(Beginning of Excerpted passage)

What is the largest coefficient in the expansion of $(x+4)^{10}$?
This is not a homework question, it's a question from a mathleague competition that I did not understand. Please keep answers at the high school mathematics level.
algebra-precalculusbinomial-coefficients
What is the largest coefficient in the expansion of $(x+4)^{10}$?
This is not a homework question, it's a question from a mathleague competition that I did not understand. Please keep answers at the high school mathematics level.

(End of Excerpted passage)

--- Work to complete ---
- A) Translate this sentence from the post about the coefficient of (x+4)^10 into Spanish: "Please keep answers at the high school mathematics level."
- B) According to the post about the coefficient of (x+4)^10, where did the question come from?
- C) Carry on the post about the largest coefficient in (x+4)^10 from the point where it stops.

(Beginning of Dataset records)

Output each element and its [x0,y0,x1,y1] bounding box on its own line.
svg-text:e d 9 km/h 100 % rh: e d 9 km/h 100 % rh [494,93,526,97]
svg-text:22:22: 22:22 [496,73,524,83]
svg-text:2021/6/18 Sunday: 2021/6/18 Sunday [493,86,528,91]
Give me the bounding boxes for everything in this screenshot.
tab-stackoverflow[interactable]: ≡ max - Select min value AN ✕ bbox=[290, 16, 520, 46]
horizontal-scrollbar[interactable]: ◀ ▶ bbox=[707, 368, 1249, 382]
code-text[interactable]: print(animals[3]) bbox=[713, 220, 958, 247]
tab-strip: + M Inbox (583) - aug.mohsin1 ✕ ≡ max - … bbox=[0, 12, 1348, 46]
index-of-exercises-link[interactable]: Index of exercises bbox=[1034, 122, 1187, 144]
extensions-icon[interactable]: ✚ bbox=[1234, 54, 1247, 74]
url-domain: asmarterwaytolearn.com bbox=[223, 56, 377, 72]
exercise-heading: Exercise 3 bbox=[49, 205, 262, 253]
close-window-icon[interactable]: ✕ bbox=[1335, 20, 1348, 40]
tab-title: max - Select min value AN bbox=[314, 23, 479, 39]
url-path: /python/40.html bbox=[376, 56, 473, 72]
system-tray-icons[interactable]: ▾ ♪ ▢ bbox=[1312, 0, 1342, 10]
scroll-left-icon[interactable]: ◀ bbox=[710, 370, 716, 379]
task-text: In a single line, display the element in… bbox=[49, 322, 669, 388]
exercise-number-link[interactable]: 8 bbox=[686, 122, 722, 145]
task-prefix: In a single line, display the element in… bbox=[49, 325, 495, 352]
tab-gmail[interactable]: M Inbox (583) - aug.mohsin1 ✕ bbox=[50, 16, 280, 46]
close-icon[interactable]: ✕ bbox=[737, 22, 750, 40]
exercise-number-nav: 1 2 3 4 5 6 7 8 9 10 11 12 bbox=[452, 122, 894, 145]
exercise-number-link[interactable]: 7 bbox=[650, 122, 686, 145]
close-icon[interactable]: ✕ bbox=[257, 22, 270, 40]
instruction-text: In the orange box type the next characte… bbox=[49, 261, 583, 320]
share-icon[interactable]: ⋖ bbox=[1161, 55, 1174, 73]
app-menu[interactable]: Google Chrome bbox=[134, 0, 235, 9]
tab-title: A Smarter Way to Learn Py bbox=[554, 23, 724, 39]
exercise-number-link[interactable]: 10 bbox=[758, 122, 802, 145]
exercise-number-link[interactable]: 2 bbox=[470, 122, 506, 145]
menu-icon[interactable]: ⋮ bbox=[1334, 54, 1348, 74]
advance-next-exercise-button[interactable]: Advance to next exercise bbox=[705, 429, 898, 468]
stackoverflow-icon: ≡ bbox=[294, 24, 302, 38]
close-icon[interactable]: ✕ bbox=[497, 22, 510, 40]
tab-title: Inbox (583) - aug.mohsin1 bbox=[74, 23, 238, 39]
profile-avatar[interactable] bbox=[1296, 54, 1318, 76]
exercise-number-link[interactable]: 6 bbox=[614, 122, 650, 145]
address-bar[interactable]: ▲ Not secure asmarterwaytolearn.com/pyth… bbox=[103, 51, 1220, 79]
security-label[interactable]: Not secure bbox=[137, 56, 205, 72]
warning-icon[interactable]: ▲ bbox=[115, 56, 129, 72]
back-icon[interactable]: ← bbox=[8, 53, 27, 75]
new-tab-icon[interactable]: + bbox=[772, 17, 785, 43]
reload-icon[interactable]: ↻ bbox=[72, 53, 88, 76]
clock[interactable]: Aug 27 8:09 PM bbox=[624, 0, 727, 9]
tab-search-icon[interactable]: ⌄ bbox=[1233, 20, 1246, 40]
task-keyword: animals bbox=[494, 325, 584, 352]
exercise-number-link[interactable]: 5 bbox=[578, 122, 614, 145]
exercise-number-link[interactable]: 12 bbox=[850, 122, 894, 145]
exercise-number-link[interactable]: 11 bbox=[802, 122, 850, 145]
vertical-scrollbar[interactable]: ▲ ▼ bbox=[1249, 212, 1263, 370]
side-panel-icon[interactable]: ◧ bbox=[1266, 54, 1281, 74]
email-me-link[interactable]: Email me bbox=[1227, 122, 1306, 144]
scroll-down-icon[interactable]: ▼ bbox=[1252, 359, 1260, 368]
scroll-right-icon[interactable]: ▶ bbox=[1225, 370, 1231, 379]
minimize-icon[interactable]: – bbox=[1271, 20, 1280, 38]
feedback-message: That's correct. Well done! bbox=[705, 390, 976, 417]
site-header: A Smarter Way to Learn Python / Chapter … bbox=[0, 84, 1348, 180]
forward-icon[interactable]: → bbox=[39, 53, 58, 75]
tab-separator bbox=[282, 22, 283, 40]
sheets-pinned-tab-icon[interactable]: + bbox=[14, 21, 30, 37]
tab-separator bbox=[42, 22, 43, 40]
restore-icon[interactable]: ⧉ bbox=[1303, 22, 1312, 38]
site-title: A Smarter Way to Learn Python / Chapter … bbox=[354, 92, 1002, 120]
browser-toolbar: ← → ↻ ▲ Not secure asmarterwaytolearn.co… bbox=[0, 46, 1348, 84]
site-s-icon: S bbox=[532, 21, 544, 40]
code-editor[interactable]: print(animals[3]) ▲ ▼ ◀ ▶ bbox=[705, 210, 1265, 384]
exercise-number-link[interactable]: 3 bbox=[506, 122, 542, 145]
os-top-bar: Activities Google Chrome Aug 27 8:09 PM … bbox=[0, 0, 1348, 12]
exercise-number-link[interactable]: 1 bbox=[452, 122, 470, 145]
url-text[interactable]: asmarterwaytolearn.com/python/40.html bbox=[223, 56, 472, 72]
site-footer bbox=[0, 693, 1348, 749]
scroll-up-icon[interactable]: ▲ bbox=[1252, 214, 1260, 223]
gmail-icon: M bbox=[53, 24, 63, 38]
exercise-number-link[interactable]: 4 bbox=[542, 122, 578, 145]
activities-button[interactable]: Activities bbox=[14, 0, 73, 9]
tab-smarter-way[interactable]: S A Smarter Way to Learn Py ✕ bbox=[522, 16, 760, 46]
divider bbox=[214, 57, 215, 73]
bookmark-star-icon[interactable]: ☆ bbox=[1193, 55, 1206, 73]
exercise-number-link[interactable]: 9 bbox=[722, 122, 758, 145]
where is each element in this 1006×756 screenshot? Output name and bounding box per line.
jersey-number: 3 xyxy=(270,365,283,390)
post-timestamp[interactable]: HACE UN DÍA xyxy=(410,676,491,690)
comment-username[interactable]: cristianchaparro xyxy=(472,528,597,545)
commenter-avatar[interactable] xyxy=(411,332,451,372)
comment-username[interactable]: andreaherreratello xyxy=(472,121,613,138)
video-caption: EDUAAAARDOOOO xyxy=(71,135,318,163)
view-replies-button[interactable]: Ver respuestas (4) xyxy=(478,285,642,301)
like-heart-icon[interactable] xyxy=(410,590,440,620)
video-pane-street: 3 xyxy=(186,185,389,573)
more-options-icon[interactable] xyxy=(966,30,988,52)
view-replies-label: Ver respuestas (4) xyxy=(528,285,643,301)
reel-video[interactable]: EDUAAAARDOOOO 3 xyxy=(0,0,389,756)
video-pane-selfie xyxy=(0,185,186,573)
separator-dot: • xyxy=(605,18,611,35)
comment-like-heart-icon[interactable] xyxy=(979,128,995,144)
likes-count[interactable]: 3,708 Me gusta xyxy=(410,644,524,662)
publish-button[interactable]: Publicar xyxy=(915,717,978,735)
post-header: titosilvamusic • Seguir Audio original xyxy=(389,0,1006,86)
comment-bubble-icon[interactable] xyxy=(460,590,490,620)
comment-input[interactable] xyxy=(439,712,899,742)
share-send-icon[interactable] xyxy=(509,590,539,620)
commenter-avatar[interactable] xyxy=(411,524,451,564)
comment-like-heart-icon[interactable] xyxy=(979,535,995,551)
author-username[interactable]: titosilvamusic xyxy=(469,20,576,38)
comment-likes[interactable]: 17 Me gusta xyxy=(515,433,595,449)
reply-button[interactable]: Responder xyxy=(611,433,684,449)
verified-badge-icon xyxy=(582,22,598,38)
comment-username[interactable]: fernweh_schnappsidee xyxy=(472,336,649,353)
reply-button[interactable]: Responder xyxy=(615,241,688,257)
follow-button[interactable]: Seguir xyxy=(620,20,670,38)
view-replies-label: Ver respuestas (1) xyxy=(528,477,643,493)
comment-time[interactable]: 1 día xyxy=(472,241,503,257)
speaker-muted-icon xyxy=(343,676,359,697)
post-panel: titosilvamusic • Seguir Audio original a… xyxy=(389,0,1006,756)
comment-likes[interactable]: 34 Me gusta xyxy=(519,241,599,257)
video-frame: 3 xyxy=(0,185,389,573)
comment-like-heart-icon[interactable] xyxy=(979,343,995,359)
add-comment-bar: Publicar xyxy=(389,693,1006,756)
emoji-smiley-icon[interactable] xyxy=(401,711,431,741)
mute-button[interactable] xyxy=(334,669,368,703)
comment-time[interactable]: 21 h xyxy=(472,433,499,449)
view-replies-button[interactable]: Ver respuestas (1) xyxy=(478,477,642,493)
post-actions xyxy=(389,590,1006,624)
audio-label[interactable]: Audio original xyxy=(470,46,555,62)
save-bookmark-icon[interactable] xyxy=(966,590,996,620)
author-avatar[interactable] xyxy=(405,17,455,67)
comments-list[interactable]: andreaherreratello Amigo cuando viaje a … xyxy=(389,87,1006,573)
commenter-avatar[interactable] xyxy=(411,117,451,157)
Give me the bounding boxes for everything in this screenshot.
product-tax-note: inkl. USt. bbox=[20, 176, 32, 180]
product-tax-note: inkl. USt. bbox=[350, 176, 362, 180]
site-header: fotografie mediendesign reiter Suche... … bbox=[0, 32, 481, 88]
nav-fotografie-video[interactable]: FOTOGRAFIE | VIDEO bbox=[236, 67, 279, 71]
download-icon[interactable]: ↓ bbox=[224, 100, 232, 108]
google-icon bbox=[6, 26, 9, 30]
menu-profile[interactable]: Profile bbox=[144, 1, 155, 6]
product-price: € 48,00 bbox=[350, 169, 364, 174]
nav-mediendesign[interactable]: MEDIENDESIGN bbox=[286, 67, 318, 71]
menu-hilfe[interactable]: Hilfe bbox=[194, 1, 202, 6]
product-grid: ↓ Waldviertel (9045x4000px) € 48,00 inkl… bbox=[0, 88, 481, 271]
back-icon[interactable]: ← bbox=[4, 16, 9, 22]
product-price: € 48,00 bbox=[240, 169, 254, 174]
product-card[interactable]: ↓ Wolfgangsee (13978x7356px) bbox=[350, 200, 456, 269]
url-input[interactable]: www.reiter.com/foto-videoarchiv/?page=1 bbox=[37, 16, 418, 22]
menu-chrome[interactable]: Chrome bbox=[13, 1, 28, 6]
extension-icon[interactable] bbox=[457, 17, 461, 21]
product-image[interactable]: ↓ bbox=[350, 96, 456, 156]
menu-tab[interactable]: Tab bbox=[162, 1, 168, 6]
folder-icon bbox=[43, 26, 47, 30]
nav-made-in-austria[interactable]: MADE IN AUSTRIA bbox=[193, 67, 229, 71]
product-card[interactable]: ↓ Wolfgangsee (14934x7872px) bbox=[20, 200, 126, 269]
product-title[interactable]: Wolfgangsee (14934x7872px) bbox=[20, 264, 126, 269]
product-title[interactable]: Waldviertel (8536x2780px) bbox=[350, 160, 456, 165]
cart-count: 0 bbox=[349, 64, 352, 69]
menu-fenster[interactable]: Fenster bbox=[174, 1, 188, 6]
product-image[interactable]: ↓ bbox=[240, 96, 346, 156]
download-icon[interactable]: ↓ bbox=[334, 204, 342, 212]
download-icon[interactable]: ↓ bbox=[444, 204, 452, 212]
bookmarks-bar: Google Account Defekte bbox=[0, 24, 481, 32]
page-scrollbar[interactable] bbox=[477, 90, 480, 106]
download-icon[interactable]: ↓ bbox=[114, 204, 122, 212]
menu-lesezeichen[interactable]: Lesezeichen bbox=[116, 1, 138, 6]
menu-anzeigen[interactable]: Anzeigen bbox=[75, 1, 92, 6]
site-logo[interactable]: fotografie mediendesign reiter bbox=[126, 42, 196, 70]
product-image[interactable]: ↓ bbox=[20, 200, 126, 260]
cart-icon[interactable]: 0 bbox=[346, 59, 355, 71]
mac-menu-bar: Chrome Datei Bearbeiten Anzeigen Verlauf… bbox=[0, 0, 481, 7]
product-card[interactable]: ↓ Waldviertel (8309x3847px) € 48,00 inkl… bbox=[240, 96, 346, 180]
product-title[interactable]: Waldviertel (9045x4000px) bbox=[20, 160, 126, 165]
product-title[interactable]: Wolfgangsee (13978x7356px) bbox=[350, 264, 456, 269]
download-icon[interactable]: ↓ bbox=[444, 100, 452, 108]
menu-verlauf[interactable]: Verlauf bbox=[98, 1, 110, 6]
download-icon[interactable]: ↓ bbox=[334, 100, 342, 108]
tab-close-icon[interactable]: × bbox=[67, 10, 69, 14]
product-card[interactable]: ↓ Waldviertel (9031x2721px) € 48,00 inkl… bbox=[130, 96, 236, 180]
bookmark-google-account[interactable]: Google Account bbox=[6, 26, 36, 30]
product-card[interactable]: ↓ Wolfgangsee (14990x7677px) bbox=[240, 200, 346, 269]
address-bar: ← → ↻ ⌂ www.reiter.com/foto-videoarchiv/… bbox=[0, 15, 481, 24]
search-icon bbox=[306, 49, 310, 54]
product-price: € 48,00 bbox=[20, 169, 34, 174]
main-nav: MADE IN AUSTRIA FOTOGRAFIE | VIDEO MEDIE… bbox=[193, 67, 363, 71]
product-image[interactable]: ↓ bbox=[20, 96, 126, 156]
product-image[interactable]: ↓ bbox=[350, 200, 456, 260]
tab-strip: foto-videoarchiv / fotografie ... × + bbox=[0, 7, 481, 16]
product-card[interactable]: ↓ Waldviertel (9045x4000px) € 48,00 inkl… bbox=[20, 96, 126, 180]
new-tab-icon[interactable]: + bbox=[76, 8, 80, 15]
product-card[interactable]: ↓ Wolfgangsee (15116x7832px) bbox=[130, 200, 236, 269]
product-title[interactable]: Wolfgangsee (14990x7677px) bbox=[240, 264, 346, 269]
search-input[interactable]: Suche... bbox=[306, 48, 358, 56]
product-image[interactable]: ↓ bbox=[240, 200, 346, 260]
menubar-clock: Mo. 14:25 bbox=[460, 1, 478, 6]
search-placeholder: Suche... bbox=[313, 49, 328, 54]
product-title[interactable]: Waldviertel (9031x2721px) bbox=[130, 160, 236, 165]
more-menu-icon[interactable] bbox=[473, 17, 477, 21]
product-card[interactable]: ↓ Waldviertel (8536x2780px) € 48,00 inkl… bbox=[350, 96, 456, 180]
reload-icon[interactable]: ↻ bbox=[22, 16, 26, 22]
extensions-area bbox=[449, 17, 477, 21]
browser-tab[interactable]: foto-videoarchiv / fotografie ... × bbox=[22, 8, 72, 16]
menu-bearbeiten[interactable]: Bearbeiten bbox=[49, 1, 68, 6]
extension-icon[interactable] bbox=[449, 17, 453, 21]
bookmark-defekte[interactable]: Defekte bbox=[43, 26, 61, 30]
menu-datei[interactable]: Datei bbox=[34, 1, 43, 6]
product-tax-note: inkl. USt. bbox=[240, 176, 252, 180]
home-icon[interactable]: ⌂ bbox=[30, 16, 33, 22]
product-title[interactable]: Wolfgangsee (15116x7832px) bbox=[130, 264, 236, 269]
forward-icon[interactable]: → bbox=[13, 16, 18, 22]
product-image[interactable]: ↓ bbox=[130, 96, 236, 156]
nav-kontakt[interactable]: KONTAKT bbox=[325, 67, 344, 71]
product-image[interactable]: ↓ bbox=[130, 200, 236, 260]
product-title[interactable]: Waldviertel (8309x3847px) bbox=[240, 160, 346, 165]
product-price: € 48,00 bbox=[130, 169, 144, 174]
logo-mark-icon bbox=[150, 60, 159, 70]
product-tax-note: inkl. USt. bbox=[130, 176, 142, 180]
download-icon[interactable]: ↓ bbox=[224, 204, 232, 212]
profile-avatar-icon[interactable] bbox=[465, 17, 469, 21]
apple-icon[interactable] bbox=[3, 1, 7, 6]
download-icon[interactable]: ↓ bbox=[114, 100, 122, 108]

(End of Dataset records)

--- Answers for each item ---
- A) Por favor, mantengan las respuestas al nivel de matemáticas de secundaria.

- B) It came from a mathleague competition.

- C)
Best Answer
Binomial theorem states that the $k^{th}$ term (if we start counting from $0$) of the expansion is $$\binom{10}{k}\cdot 4^k \cdot x^{10-k}$$
The coefficient of any term is therefore going to be $\binom{10}{k}\cdot 4^k$. We will try to maximize this value. I will do this by calculator:
$k=10, 4^{10}= 1048576, \binom{10}{10}=1 \to 1048576$
$k=9, 4^{9}= 262144, \binom{10}{9}=10 \to 2621440$
$k=8, 4^{8}= 65536, \binom{10}{8}=45 \to 2949120$
$k=7, 4^{7}= 16384, \binom{10}{7}=120 \to 1966080$
$k=6, 4^{6}= 4096, \binom{10}{6}=210 \to 860160$
$k=5, 4^{5}= 1024, \binom{10}{5}=252 \to 258048$
After this, both the binomial coefficients and the power of $4$ will only decrease. Therefore, the largest coefficient is at $k=8$, and is 2949120.